● **ACTIVITY**:
Return the records below exactly as they are written.

● **Data entries for graphics**:
----

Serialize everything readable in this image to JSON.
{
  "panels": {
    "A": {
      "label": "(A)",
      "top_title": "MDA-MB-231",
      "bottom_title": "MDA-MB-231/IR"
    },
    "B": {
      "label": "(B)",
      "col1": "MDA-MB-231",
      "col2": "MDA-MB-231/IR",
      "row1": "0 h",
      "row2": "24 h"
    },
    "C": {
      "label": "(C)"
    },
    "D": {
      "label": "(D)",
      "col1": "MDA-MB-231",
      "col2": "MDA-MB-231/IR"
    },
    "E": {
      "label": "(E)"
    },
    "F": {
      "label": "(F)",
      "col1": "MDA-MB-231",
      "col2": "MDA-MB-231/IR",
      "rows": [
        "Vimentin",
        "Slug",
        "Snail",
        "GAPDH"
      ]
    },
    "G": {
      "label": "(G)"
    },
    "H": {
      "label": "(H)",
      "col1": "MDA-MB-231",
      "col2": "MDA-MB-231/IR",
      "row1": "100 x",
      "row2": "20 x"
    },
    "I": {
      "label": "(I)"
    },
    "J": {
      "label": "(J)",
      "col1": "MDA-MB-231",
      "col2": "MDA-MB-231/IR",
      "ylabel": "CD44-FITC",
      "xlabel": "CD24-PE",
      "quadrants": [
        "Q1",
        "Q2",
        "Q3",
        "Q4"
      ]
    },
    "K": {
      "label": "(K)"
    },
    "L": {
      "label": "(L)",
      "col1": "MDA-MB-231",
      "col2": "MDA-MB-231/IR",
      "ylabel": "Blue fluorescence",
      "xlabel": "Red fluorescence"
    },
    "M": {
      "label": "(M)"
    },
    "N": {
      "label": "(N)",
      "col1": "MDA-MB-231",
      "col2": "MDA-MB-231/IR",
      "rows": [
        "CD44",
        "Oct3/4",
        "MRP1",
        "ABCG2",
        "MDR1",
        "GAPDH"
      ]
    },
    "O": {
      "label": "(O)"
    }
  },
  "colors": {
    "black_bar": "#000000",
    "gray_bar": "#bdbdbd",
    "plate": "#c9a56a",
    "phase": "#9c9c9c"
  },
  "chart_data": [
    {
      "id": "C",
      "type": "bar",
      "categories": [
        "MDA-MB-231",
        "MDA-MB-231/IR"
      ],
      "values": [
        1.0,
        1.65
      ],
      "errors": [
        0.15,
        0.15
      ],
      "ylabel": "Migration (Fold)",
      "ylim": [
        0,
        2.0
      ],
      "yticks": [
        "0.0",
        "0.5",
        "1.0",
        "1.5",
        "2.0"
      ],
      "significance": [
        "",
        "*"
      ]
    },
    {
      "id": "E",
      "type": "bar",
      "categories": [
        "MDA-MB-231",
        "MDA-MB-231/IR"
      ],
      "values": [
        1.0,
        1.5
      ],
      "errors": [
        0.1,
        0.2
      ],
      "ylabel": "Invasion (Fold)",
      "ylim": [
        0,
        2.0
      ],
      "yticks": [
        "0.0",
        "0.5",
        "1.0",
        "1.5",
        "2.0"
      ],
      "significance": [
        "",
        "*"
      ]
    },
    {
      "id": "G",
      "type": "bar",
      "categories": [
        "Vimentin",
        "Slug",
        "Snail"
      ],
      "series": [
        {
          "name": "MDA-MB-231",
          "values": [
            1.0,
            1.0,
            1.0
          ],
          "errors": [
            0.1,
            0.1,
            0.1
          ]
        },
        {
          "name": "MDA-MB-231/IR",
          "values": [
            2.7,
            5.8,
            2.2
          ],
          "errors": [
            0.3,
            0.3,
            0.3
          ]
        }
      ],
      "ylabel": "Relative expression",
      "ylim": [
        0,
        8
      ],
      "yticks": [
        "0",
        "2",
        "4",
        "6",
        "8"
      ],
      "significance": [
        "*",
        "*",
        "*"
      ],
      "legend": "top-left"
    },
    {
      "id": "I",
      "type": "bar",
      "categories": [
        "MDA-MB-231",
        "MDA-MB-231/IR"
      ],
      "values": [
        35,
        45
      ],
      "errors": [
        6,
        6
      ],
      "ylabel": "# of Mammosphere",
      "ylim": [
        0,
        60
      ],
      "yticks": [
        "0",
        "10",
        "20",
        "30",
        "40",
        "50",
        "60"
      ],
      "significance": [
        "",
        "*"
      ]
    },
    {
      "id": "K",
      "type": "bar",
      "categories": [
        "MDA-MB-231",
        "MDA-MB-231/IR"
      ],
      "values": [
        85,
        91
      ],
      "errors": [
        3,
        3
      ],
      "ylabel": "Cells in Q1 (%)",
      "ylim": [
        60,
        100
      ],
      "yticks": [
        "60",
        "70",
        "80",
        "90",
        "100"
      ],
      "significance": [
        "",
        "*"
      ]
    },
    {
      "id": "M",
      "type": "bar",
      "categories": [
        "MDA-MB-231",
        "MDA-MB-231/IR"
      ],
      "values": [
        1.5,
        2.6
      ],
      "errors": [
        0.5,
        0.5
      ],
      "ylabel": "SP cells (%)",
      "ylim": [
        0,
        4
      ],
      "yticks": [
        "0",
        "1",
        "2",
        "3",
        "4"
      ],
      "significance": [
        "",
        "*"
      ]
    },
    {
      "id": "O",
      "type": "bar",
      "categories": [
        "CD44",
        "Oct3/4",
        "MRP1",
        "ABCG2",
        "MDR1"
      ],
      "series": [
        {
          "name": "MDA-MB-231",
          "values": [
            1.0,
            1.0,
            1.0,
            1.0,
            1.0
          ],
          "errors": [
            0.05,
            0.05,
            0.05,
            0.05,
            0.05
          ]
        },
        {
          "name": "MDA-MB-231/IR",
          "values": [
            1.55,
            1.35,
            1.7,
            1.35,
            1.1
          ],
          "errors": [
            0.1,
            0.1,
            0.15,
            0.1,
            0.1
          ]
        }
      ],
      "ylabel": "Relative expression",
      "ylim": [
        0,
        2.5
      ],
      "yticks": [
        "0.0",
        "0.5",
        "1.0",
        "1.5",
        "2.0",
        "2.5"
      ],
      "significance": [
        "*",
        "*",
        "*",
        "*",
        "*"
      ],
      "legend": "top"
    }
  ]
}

----

● **REPLY**:
Serialize everything readable in this image to JSON.
{
  "panels": {
    "A": {
      "label": "(A)",
      "top_title": "MDA-MB-231",
      "bottom_title": "MDA-MB-231/IR"
    },
    "B": {
      "label": "(B)",
      "col1": "MDA-MB-231",
      "col2": "MDA-MB-231/IR",
      "row1": "0 h",
      "row2": "24 h"
    },
    "C": {
      "label": "(C)"
    },
    "D": {
      "label": "(D)",
      "col1": "MDA-MB-231",
      "col2": "MDA-MB-231/IR"
    },
    "E": {
      "label": "(E)"
    },
    "F": {
      "label": "(F)",
      "col1": "MDA-MB-231",
      "col2": "MDA-MB-231/IR",
      "rows": [
        "Vimentin",
        "Slug",
        "Snail",
        "GAPDH"
      ]
    },
    "G": {
      "label": "(G)"
    },
    "H": {
      "label": "(H)",
      "col1": "MDA-MB-231",
      "col2": "MDA-MB-231/IR",
      "row1": "100 x",
      "row2": "20 x"
    },
    "I": {
      "label": "(I)"
    },
    "J": {
      "label": "(J)",
      "col1": "MDA-MB-231",
      "col2": "MDA-MB-231/IR",
      "ylabel": "CD44-FITC",
      "xlabel": "CD24-PE",
      "quadrants": [
        "Q1",
        "Q2",
        "Q3",
        "Q4"
      ]
    },
    "K": {
      "label": "(K)"
    },
    "L": {
      "label": "(L)",
      "col1": "MDA-MB-231",
      "col2": "MDA-MB-231/IR",
      "ylabel": "Blue fluorescence",
      "xlabel": "Red fluorescence"
    },
    "M": {
      "label": "(M)"
    },
    "N": {
      "label": "(N)",
      "col1": "MDA-MB-231",
      "col2": "MDA-MB-231/IR",
      "rows": [
        "CD44",
        "Oct3/4",
        "MRP1",
        "ABCG2",
        "MDR1",
        "GAPDH"
      ]
    },
    "O": {
      "label": "(O)"
    }
  },
  "colors": {
    "black_bar": "#000000",
    "gray_bar": "#bdbdbd",
    "plate": "#c9a56a",
    "phase": "#9c9c9c"
  },
  "chart_data": [
    {
      "id": "C",
      "type": "bar",
      "categories": [
        "MDA-MB-231",
        "MDA-MB-231/IR"
      ],
      "values": [
        1.0,
        1.65
      ],
      "errors": [
        0.15,
        0.15
      ],
      "ylabel": "Migration (Fold)",
      "ylim": [
        0,
        2.0
      ],
      "yticks": [
        "0.0",
        "0.5",
        "1.0",
        "1.5",
        "2.0"
      ],
      "significance": [
        "",
        "*"
      ]
    },
    {
      "id": "E",
      "type": "bar",
      "categories": [
        "MDA-MB-231",
        "MDA-MB-231/IR"
      ],
      "values": [
        1.0,
        1.5
      ],
      "errors": [
        0.1,
        0.2
      ],
      "ylabel": "Invasion (Fold)",
      "ylim": [
        0,
        2.0
      ],
      "yticks": [
        "0.0",
        "0.5",
        "1.0",
        "1.5",
        "2.0"
      ],
      "significance": [
        "",
        "*"
      ]
    },
    {
      "id": "G",
      "type": "bar",
      "categories": [
        "Vimentin",
        "Slug",
        "Snail"
      ],
      "series": [
        {
          "name": "MDA-MB-231",
          "values": [
            1.0,
            1.0,
            1.0
          ],
          "errors": [
            0.1,
            0.1,
            0.1
          ]
        },
        {
          "name": "MDA-MB-231/IR",
          "values": [
            2.7,
            5.8,
            2.2
          ],
          "errors": [
            0.3,
            0.3,
            0.3
          ]
        }
      ],
      "ylabel": "Relative expression",
      "ylim": [
        0,
        8
      ],
      "yticks": [
        "0",
        "2",
        "4",
        "6",
        "8"
      ],
      "significance": [
        "*",
        "*",
        "*"
      ],
      "legend": "top-left"
    },
    {
      "id": "I",
      "type": "bar",
      "categories": [
        "MDA-MB-231",
        "MDA-MB-231/IR"
      ],
      "values": [
        35,
        45
      ],
      "errors": [
        6,
        6
      ],
      "ylabel": "# of Mammosphere",
      "ylim": [
        0,
        60
      ],
      "yticks": [
        "0",
        "10",
        "20",
        "30",
        "40",
        "50",
        "60"
      ],
      "significance": [
        "",
        "*"
      ]
    },
    {
      "id": "K",
      "type": "bar",
      "categories": [
        "MDA-MB-231",
        "MDA-MB-231/IR"
      ],
      "values": [
        85,
        91
      ],
      "errors": [
        3,
        3
      ],
      "ylabel": "Cells in Q1 (%)",
      "ylim": [
        60,
        100
      ],
      "yticks": [
        "60",
        "70",
        "80",
        "90",
        "100"
      ],
      "significance": [
        "",
        "*"
      ]
    },
    {
      "id": "M",
      "type": "bar",
      "categories": [
        "MDA-MB-231",
        "MDA-MB-231/IR"
      ],
      "values": [
        1.5,
        2.6
      ],
      "errors": [
        0.5,
        0.5
      ],
      "ylabel": "SP cells (%)",
      "ylim": [
        0,
        4
      ],
      "yticks": [
        "0",
        "1",
        "2",
        "3",
        "4"
      ],
      "significance": [
        "",
        "*"
      ]
    },
    {
      "id": "O",
      "type": "bar",
      "categories": [
        "CD44",
        "Oct3/4",
        "MRP1",
        "ABCG2",
        "MDR1"
      ],
      "series": [
        {
          "name": "MDA-MB-231",
          "values": [
            1.0,
            1.0,
            1.0,
            1.0,
            1.0
          ],
          "errors": [
            0.05,
            0.05,
            0.05,
            0.05,
            0.05
          ]
        },
        {
          "name": "MDA-MB-231/IR",
          "values": [
            1.55,
            1.35,
            1.7,
            1.35,
            1.1
          ],
          "errors": [
            0.1,
            0.1,
            0.15,
            0.1,
            0.1
          ]
        }
      ],
      "ylabel": "Relative expression",
      "ylim": [
        0,
        2.5
      ],
      "yticks": [
        "0.0",
        "0.5",
        "1.0",
        "1.5",
        "2.0",
        "2.5"
      ],
      "significance": [
        "*",
        "*",
        "*",
        "*",
        "*"
      ],
      "legend": "top"
    }
  ]
}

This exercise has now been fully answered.